### Required task
Search the material below for the word "Visas". Copy every line that has it.

start

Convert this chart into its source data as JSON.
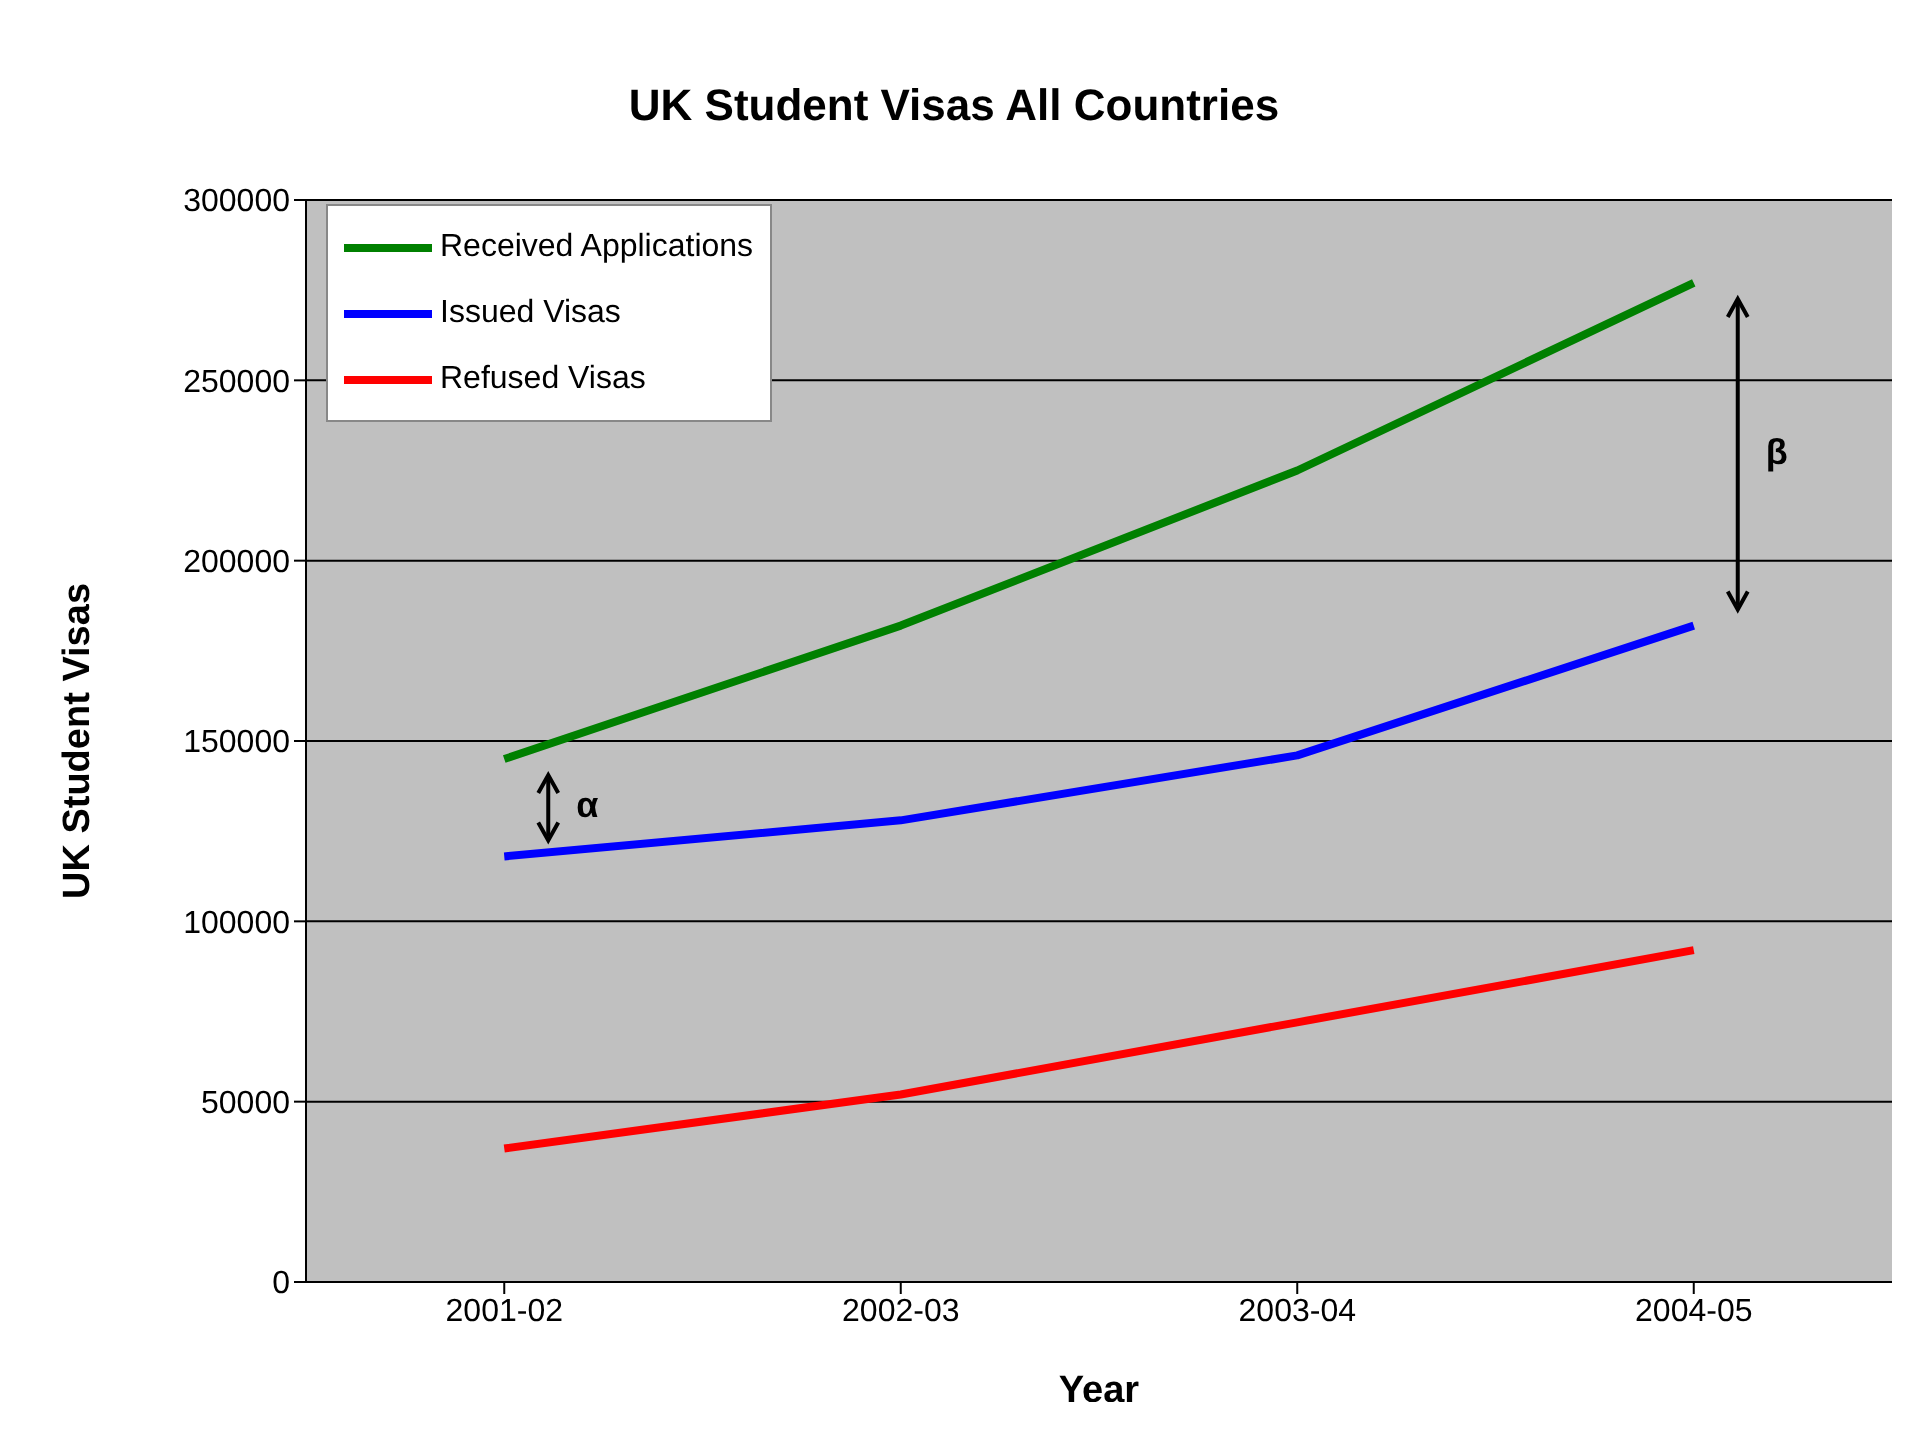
{
  "chart_data": {
    "type": "line",
    "title": "UK Student Visas All Countries",
    "xlabel": "Year",
    "ylabel": "UK Student Visas",
    "categories": [
      "2001-02",
      "2002-03",
      "2003-04",
      "2004-05"
    ],
    "series": [
      {
        "name": "Received Applications",
        "color": "#008000",
        "values": [
          145000,
          182000,
          225000,
          277000
        ]
      },
      {
        "name": "Issued Visas",
        "color": "#0000ff",
        "values": [
          118000,
          128000,
          146000,
          182000
        ]
      },
      {
        "name": "Refused Visas",
        "color": "#ff0000",
        "values": [
          37000,
          52000,
          72000,
          92000
        ]
      }
    ],
    "ylim": [
      0,
      300000
    ],
    "yticks": [
      0,
      50000,
      100000,
      150000,
      200000,
      250000,
      300000
    ],
    "grid": "y",
    "legend": "top left",
    "marker": "none",
    "line_style": "solid",
    "annotations": [
      "α",
      "β"
    ]
  }
}
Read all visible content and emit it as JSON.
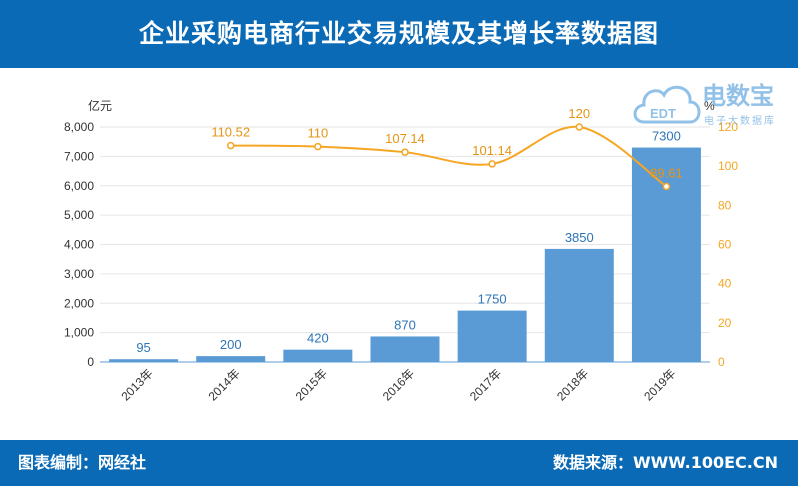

end

### Task answer
    "title": "UK Student Visas All Countries",
    "ylabel": "UK Student Visas",
        "name": "Issued Visas",
        "name": "Refused Visas",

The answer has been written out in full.